Directions →
Extract the complete listing and repeat it word for word.

Record extracts →
----------------
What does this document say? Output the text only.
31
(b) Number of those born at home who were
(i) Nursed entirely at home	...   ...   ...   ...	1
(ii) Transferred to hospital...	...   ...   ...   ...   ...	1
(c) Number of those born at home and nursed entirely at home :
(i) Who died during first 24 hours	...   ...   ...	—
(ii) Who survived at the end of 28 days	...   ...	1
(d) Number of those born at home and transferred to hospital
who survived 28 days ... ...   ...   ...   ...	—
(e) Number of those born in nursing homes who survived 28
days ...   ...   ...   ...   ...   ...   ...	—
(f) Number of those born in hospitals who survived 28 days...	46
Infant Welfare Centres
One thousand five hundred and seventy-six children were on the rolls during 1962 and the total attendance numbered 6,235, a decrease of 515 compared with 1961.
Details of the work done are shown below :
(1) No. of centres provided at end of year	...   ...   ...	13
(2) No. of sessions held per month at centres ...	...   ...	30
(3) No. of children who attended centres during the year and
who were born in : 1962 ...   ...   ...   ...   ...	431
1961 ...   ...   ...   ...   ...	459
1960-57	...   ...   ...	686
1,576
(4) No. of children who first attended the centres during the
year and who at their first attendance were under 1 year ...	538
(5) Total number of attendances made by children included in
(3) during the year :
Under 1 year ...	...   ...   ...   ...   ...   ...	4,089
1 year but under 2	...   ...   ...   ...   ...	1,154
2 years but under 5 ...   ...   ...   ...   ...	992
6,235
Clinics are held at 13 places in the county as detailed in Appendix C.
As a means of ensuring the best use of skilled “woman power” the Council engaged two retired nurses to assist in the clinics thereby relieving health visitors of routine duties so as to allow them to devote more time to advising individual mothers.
----------------
Result →
What does this document say? Output the text only.
31
(b) Number of those born at home who were
(i) Nursed entirely at home	...   ...   ...   ...	1
(ii) Transferred to hospital...	...   ...   ...   ...   ...	1
(c) Number of those born at home and nursed entirely at home :
(i) Who died during first 24 hours	...   ...   ...	—
(ii) Who survived at the end of 28 days	...   ...	1
(d) Number of those born at home and transferred to hospital
who survived 28 days ... ...   ...   ...   ...	—
(e) Number of those born in nursing homes who survived 28
days ...   ...   ...   ...   ...   ...   ...	—
(f) Number of those born in hospitals who survived 28 days...	46
Infant Welfare Centres
One thousand five hundred and seventy-six children were on the rolls during 1962 and the total attendance numbered 6,235, a decrease of 515 compared with 1961.
Details of the work done are shown below :
(1) No. of centres provided at end of year	...   ...   ...	13
(2) No. of sessions held per month at centres ...	...   ...	30
(3) No. of children who attended centres during the year and
who were born in : 1962 ...   ...   ...   ...   ...	431
1961 ...   ...   ...   ...   ...	459
1960-57	...   ...   ...	686
1,576
(4) No. of children who first attended the centres during the
year and who at their first attendance were under 1 year ...	538
(5) Total number of attendances made by children included in
(3) during the year :
Under 1 year ...	...   ...   ...   ...   ...   ...	4,089
1 year but under 2	...   ...   ...   ...   ...	1,154
2 years but under 5 ...   ...   ...   ...   ...	992
6,235
Clinics are held at 13 places in the county as detailed in Appendix C.
As a means of ensuring the best use of skilled “woman power” the Council engaged two retired nurses to assist in the clinics thereby relieving health visitors of routine duties so as to allow them to devote more time to advising individual mothers.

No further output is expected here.